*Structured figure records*
= = = = =
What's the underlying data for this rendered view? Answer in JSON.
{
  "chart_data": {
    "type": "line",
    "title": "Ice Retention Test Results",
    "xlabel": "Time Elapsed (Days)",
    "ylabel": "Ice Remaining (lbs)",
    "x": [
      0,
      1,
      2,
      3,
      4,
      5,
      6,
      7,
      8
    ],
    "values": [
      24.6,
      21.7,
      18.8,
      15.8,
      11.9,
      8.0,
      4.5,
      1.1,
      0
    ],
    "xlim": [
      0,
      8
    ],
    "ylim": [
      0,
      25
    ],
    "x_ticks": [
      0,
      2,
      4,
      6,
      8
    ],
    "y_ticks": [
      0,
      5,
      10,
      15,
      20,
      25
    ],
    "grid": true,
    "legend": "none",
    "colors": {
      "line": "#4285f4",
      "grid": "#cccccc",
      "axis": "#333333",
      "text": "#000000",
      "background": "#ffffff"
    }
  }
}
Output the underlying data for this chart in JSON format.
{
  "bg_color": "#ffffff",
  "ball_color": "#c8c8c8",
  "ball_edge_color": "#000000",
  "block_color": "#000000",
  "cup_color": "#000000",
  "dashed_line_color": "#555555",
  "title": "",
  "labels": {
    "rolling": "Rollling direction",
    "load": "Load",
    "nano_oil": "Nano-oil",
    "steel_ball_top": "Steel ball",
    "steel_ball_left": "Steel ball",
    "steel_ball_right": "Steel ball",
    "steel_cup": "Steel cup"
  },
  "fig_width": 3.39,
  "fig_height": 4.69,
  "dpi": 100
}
= = = = =
*GIVEN PROBLEM*
Write out exactly the lines of the entries above that run from the line containing "Output the underlying" through the last line, including both.

*TASK RESPONSE*
Output the underlying data for this chart in JSON format.
{
  "bg_color": "#ffffff",
  "ball_color": "#c8c8c8",
  "ball_edge_color": "#000000",
  "block_color": "#000000",
  "cup_color": "#000000",
  "dashed_line_color": "#555555",
  "title": "",
  "labels": {
    "rolling": "Rollling direction",
    "load": "Load",
    "nano_oil": "Nano-oil",
    "steel_ball_top": "Steel ball",
    "steel_ball_left": "Steel ball",
    "steel_ball_right": "Steel ball",
    "steel_cup": "Steel cup"
  },
  "fig_width": 3.39,
  "fig_height": 4.69,
  "dpi": 100
}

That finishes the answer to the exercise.